◆ **Work required**:
Every line that contains the word "JSON" should be copied.
Start Available data
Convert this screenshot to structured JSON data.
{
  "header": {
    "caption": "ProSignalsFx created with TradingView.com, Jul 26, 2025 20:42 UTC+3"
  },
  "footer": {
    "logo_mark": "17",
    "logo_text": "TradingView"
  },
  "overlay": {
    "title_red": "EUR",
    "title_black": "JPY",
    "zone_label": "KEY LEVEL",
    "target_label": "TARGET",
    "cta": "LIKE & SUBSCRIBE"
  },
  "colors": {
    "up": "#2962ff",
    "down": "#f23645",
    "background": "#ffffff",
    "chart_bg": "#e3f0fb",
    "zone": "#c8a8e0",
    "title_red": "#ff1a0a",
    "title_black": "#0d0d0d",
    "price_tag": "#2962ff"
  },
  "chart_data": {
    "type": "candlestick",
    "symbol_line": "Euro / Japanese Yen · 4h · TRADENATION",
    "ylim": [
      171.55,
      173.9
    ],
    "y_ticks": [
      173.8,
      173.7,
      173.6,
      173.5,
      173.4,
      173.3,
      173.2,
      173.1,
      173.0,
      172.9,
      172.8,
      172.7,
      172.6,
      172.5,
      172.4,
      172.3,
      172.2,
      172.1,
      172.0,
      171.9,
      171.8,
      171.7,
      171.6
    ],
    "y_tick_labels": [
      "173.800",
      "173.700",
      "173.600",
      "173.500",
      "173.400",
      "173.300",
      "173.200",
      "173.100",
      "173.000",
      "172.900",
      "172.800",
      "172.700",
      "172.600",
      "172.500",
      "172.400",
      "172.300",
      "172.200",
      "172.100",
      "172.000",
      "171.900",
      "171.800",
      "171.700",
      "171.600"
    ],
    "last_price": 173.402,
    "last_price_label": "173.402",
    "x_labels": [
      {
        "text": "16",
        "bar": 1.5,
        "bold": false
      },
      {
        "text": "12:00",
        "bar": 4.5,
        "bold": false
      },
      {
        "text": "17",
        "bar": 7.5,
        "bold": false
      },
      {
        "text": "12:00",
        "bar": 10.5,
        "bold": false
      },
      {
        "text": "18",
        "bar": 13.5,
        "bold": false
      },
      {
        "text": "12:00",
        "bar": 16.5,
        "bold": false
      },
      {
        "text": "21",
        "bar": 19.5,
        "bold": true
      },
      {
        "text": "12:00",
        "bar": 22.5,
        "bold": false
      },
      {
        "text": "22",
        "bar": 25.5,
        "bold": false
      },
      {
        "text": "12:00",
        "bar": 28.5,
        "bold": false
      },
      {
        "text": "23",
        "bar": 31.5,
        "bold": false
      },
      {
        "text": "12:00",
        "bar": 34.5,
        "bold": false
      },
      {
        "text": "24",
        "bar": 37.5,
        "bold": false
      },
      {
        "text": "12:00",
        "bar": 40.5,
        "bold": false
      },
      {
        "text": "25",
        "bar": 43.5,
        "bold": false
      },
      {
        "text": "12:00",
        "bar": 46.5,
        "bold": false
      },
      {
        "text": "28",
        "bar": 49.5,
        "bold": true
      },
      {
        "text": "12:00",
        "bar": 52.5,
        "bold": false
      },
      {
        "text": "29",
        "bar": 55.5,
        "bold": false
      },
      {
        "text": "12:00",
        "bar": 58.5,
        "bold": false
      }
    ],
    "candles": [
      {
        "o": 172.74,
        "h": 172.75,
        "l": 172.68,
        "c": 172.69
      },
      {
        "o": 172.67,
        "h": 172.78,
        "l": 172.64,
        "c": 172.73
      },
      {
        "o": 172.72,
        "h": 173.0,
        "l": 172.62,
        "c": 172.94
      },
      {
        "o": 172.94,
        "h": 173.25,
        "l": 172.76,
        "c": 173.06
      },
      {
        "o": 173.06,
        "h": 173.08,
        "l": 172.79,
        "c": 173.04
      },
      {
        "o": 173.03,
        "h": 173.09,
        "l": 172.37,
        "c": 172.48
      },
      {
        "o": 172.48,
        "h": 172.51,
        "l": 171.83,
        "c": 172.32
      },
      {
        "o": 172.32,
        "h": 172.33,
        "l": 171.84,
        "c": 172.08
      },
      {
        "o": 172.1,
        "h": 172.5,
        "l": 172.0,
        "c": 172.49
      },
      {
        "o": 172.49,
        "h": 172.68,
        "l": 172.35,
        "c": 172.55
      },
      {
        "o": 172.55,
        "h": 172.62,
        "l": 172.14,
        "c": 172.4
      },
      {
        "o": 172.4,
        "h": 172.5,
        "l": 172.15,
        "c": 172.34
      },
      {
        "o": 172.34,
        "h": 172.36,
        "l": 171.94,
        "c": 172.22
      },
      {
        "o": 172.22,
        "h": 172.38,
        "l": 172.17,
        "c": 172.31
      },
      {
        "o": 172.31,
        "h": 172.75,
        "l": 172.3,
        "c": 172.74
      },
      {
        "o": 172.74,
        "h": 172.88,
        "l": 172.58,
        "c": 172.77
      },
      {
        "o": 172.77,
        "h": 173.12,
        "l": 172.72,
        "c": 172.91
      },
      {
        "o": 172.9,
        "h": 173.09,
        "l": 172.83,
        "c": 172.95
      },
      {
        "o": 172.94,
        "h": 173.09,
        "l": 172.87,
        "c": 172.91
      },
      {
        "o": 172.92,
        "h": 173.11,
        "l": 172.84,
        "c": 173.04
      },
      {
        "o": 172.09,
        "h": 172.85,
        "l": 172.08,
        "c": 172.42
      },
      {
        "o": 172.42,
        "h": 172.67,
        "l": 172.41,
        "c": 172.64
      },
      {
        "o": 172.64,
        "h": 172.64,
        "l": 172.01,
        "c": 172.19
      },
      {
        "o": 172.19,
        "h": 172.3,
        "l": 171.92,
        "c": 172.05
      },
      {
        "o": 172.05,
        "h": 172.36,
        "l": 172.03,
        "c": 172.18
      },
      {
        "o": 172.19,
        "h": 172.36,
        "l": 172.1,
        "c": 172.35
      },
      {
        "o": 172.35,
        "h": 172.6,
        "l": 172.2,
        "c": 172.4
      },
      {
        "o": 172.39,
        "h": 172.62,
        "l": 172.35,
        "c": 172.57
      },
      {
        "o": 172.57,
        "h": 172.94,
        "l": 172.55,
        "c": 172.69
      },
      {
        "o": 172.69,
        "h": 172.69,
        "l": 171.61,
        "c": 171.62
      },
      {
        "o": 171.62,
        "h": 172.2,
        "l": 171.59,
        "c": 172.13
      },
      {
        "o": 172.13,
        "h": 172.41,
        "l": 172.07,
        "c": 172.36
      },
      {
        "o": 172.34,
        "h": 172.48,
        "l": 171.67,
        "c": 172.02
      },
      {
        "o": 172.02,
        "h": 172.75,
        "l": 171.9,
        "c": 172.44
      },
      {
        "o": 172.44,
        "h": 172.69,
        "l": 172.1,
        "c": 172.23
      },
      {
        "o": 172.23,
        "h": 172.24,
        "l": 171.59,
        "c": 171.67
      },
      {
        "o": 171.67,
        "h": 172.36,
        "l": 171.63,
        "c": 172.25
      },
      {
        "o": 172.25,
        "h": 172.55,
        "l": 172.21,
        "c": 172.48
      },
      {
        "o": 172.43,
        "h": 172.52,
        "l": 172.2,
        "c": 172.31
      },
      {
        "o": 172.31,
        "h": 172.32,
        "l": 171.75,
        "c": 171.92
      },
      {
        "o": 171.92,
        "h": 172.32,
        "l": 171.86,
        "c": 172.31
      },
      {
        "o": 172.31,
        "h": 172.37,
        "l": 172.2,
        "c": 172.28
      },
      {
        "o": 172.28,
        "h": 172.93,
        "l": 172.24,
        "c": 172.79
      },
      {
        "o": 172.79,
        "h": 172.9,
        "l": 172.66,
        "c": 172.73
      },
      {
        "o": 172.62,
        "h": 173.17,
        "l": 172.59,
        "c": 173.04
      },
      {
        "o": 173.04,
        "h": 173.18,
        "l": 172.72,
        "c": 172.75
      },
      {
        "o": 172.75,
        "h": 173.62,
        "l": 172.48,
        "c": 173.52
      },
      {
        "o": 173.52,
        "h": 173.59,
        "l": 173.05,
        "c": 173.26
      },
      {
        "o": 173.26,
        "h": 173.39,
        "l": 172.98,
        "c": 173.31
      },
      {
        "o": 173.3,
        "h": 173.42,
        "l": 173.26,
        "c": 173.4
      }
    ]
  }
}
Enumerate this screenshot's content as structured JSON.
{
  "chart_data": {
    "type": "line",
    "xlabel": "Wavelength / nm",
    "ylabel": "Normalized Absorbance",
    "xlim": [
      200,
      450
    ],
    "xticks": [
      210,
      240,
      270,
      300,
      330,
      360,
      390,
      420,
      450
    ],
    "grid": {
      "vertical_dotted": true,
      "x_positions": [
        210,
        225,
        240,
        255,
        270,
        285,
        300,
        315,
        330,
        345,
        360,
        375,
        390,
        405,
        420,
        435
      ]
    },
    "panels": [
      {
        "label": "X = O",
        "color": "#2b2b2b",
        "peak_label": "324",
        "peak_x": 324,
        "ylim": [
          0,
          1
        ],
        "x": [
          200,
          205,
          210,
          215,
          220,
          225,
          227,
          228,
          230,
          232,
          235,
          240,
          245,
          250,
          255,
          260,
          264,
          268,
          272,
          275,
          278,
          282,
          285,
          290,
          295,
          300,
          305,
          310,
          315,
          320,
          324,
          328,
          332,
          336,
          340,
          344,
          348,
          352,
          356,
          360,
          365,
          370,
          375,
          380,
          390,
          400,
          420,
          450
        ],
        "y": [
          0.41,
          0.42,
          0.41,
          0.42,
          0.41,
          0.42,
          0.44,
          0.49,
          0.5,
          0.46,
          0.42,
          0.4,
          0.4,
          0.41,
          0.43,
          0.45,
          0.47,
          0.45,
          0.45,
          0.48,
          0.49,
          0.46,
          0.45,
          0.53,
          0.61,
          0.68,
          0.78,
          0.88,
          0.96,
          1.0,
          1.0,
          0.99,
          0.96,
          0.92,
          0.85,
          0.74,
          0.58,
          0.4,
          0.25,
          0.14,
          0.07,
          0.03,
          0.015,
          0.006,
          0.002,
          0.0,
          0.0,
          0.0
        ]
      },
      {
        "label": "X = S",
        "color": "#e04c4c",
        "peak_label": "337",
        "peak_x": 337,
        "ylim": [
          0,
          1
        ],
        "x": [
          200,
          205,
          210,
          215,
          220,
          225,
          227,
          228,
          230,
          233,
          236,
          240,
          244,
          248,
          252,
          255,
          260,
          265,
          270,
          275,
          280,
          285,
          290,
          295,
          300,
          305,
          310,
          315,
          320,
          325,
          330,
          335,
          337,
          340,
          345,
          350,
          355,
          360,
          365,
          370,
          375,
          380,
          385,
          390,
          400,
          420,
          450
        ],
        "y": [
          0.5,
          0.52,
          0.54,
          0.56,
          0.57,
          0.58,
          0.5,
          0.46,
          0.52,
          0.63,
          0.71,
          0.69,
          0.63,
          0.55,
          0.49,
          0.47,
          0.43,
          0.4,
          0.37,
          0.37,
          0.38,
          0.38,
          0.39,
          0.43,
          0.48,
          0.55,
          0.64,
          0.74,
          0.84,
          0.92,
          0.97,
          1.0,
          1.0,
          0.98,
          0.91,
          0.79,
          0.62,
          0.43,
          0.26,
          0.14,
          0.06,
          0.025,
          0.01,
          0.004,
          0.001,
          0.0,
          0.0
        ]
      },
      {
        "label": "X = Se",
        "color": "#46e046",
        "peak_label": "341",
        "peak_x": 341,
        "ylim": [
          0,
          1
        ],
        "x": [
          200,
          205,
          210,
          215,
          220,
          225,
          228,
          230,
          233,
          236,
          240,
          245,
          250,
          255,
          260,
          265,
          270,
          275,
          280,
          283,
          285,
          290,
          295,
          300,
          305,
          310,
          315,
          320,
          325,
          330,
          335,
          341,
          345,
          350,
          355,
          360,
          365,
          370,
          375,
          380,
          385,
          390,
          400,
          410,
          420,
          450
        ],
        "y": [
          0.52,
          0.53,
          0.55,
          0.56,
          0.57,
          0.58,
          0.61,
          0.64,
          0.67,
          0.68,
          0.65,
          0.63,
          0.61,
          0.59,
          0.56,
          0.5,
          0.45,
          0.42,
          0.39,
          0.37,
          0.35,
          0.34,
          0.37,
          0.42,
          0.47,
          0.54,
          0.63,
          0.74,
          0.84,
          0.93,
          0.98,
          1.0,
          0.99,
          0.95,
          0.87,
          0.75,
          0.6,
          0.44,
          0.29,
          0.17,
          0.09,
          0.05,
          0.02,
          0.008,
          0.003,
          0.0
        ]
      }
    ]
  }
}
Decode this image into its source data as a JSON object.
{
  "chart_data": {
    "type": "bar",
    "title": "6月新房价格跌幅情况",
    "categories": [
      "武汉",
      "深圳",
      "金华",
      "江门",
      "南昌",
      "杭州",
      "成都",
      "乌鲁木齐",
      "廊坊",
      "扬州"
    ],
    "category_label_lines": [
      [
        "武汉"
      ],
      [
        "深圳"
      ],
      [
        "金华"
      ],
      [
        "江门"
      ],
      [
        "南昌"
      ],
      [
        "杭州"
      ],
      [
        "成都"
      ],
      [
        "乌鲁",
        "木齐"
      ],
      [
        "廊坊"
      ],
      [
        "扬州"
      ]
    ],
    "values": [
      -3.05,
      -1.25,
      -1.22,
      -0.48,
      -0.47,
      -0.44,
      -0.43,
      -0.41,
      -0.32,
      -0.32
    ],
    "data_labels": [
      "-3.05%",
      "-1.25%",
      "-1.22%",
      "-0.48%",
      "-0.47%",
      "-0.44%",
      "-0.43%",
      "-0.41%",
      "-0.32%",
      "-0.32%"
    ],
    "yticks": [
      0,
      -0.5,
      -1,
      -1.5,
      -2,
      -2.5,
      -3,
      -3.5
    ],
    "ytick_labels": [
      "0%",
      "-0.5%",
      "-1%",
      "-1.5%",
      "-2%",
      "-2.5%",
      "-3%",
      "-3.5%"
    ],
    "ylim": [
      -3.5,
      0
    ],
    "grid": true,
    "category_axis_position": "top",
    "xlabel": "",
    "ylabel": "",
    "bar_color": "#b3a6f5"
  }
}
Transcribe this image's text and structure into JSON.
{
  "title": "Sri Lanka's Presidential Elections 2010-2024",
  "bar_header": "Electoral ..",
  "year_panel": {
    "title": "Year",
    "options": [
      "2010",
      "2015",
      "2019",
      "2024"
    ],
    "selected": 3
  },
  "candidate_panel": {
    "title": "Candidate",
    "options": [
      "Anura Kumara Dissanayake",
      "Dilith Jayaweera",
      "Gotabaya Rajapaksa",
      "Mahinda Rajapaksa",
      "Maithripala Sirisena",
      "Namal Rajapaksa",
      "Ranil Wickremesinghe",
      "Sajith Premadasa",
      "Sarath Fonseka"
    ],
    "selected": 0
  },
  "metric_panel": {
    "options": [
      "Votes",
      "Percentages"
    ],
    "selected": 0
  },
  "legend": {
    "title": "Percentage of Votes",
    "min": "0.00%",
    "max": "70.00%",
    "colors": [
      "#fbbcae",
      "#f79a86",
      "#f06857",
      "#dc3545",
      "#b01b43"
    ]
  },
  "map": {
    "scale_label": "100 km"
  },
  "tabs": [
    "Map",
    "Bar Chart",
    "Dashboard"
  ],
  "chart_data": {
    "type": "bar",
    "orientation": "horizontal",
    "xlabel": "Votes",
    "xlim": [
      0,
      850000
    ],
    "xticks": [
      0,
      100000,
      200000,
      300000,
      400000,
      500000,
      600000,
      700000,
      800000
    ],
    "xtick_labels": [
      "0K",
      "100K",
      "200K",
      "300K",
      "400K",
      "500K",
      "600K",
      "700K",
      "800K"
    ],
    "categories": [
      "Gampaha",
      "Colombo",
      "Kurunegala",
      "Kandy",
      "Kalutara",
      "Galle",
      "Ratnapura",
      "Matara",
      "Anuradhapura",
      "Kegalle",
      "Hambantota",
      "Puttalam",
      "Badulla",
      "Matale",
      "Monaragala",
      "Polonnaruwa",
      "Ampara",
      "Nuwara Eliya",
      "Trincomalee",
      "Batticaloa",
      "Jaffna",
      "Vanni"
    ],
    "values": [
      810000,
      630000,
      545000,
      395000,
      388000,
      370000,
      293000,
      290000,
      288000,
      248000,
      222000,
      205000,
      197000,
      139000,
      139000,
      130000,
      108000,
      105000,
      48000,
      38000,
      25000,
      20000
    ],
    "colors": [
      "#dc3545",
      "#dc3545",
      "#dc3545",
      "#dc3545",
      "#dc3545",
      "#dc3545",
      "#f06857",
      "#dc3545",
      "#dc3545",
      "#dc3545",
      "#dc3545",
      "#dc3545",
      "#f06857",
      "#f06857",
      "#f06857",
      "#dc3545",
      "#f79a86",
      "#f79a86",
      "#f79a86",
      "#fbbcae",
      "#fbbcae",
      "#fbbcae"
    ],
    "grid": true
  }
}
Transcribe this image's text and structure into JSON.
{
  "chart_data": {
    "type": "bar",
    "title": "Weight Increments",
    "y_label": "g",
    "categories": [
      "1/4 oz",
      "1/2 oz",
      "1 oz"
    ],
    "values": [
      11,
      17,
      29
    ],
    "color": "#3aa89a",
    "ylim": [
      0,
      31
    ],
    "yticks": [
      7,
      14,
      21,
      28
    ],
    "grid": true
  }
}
End Available data
◆ **Result**:
Convert this screenshot to structured JSON data.
Enumerate this screenshot's content as structured JSON.
Decode this image into its source data as a JSON object.
Transcribe this image's text and structure into JSON.
Transcribe this image's text and structure into JSON.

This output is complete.